Dataset records

----

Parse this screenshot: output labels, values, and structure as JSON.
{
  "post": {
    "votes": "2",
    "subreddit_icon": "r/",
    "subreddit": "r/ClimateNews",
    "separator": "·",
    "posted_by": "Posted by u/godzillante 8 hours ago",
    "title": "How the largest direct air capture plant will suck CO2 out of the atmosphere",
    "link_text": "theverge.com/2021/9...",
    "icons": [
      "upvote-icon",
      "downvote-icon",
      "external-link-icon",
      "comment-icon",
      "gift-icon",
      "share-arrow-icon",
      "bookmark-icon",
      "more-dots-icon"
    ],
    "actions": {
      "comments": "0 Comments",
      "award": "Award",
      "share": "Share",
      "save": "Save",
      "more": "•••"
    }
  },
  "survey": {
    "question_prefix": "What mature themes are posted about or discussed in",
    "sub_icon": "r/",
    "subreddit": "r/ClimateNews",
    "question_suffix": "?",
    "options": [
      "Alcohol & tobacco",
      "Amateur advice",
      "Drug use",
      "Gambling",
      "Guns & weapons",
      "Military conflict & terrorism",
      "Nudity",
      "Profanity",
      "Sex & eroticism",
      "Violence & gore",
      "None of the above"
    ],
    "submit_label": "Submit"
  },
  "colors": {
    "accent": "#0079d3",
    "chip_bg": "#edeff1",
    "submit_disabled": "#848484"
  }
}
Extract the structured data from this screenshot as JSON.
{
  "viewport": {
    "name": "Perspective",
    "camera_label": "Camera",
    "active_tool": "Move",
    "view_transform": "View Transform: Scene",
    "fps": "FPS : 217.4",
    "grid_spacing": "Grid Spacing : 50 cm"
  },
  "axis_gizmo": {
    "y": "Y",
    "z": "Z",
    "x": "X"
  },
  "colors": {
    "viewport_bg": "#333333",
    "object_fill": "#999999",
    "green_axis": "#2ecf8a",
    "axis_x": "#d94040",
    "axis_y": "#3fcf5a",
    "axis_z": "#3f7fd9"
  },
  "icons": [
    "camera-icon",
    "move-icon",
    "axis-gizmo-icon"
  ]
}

----

** PROMPT **
Show the lines where the word "screenshot" appears in the entries.

** REPLY **
Parse this screenshot: output labels, values, and structure as JSON.
Extract the structured data from this screenshot as JSON.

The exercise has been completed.